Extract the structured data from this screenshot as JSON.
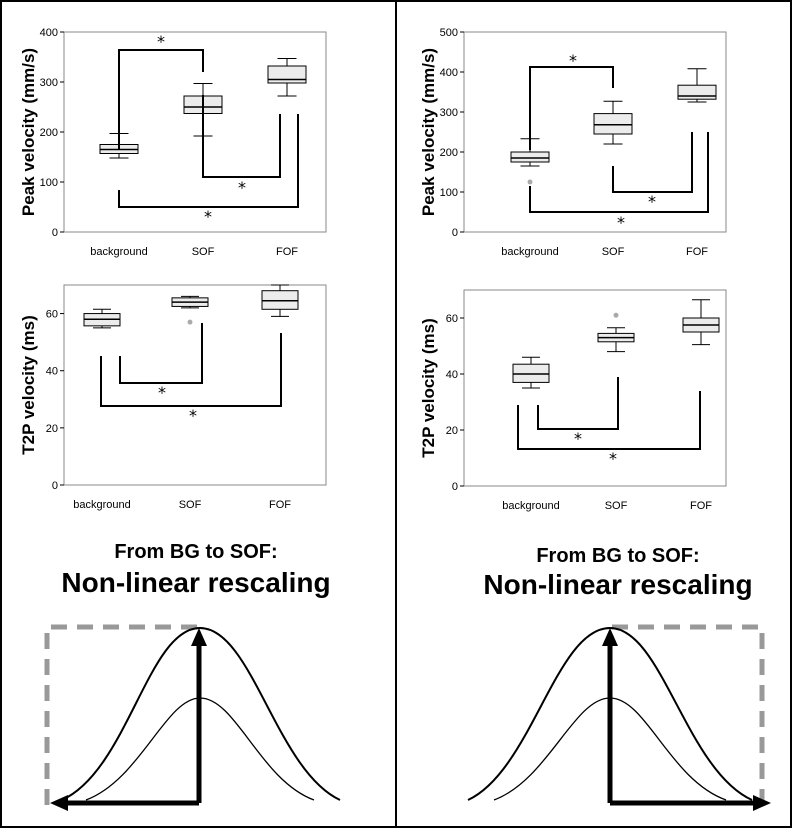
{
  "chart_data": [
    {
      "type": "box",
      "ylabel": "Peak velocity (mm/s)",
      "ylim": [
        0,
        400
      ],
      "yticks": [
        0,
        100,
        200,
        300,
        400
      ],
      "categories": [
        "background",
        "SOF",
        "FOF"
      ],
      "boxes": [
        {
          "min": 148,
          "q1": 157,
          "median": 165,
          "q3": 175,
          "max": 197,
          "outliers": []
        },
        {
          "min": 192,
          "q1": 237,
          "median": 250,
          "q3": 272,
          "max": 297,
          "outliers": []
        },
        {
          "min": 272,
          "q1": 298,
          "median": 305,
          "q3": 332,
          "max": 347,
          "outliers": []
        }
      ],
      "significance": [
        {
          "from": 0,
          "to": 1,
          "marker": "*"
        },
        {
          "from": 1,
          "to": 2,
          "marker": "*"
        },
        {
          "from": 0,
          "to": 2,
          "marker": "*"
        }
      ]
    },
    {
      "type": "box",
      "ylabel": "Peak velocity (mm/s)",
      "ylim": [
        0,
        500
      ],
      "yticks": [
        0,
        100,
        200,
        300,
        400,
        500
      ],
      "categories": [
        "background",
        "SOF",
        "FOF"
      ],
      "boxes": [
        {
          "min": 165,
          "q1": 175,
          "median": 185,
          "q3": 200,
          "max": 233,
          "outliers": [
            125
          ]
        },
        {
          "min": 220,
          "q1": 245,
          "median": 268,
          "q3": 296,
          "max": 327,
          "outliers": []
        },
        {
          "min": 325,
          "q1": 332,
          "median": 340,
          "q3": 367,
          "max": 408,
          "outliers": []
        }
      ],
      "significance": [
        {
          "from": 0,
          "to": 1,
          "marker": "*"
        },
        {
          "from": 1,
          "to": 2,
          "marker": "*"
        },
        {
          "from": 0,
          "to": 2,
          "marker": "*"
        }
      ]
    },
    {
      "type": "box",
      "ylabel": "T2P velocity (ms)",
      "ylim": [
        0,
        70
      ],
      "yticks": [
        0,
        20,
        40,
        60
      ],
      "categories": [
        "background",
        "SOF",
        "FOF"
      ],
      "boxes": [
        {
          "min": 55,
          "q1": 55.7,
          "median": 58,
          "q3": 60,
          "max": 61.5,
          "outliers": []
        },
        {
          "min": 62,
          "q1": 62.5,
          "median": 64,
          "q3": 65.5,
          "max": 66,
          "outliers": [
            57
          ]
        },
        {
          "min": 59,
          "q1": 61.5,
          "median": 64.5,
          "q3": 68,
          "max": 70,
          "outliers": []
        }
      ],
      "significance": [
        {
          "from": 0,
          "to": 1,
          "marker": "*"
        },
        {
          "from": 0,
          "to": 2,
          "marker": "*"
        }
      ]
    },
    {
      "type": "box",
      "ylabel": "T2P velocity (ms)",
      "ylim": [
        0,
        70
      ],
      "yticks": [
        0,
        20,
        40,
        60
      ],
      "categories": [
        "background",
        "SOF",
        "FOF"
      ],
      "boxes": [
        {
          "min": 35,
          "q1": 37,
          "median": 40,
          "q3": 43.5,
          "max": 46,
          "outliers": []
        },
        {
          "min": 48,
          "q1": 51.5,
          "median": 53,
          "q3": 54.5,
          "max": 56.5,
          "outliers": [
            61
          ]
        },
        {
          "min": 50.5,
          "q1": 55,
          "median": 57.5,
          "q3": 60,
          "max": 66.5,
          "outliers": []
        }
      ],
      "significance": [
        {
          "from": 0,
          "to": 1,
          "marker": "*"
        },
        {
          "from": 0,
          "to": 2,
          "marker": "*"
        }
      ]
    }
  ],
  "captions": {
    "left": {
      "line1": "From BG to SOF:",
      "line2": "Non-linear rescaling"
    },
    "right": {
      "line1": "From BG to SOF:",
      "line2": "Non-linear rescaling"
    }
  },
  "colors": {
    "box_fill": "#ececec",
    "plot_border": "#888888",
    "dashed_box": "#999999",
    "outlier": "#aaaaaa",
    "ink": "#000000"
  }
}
⁂
● Stated task
Set each line of the records down exactly, leaving every picture out.

● Problem solution
Extract the structured data from this screenshot as JSON.
{
  "chart_data": [
    {
      "type": "box",
      "ylabel": "Peak velocity (mm/s)",
      "ylim": [
        0,
        400
      ],
      "yticks": [
        0,
        100,
        200,
        300,
        400
      ],
      "categories": [
        "background",
        "SOF",
        "FOF"
      ],
      "boxes": [
        {
          "min": 148,
          "q1": 157,
          "median": 165,
          "q3": 175,
          "max": 197,
          "outliers": []
        },
        {
          "min": 192,
          "q1": 237,
          "median": 250,
          "q3": 272,
          "max": 297,
          "outliers": []
        },
        {
          "min": 272,
          "q1": 298,
          "median": 305,
          "q3": 332,
          "max": 347,
          "outliers": []
        }
      ],
      "significance": [
        {
          "from": 0,
          "to": 1,
          "marker": "*"
        },
        {
          "from": 1,
          "to": 2,
          "marker": "*"
        },
        {
          "from": 0,
          "to": 2,
          "marker": "*"
        }
      ]
    },
    {
      "type": "box",
      "ylabel": "Peak velocity (mm/s)",
      "ylim": [
        0,
        500
      ],
      "yticks": [
        0,
        100,
        200,
        300,
        400,
        500
      ],
      "categories": [
        "background",
        "SOF",
        "FOF"
      ],
      "boxes": [
        {
          "min": 165,
          "q1": 175,
          "median": 185,
          "q3": 200,
          "max": 233,
          "outliers": [
            125
          ]
        },
        {
          "min": 220,
          "q1": 245,
          "median": 268,
          "q3": 296,
          "max": 327,
          "outliers": []
        },
        {
          "min": 325,
          "q1": 332,
          "median": 340,
          "q3": 367,
          "max": 408,
          "outliers": []
        }
      ],
      "significance": [
        {
          "from": 0,
          "to": 1,
          "marker": "*"
        },
        {
          "from": 1,
          "to": 2,
          "marker": "*"
        },
        {
          "from": 0,
          "to": 2,
          "marker": "*"
        }
      ]
    },
    {
      "type": "box",
      "ylabel": "T2P velocity (ms)",
      "ylim": [
        0,
        70
      ],
      "yticks": [
        0,
        20,
        40,
        60
      ],
      "categories": [
        "background",
        "SOF",
        "FOF"
      ],
      "boxes": [
        {
          "min": 55,
          "q1": 55.7,
          "median": 58,
          "q3": 60,
          "max": 61.5,
          "outliers": []
        },
        {
          "min": 62,
          "q1": 62.5,
          "median": 64,
          "q3": 65.5,
          "max": 66,
          "outliers": [
            57
          ]
        },
        {
          "min": 59,
          "q1": 61.5,
          "median": 64.5,
          "q3": 68,
          "max": 70,
          "outliers": []
        }
      ],
      "significance": [
        {
          "from": 0,
          "to": 1,
          "marker": "*"
        },
        {
          "from": 0,
          "to": 2,
          "marker": "*"
        }
      ]
    },
    {
      "type": "box",
      "ylabel": "T2P velocity (ms)",
      "ylim": [
        0,
        70
      ],
      "yticks": [
        0,
        20,
        40,
        60
      ],
      "categories": [
        "background",
        "SOF",
        "FOF"
      ],
      "boxes": [
        {
          "min": 35,
          "q1": 37,
          "median": 40,
          "q3": 43.5,
          "max": 46,
          "outliers": []
        },
        {
          "min": 48,
          "q1": 51.5,
          "median": 53,
          "q3": 54.5,
          "max": 56.5,
          "outliers": [
            61
          ]
        },
        {
          "min": 50.5,
          "q1": 55,
          "median": 57.5,
          "q3": 60,
          "max": 66.5,
          "outliers": []
        }
      ],
      "significance": [
        {
          "from": 0,
          "to": 1,
          "marker": "*"
        },
        {
          "from": 0,
          "to": 2,
          "marker": "*"
        }
      ]
    }
  ],
  "captions": {
    "left": {
      "line1": "From BG to SOF:",
      "line2": "Non-linear rescaling"
    },
    "right": {
      "line1": "From BG to SOF:",
      "line2": "Non-linear rescaling"
    }
  },
  "colors": {
    "box_fill": "#ececec",
    "plot_border": "#888888",
    "dashed_box": "#999999",
    "outlier": "#aaaaaa",
    "ink": "#000000"
  }
}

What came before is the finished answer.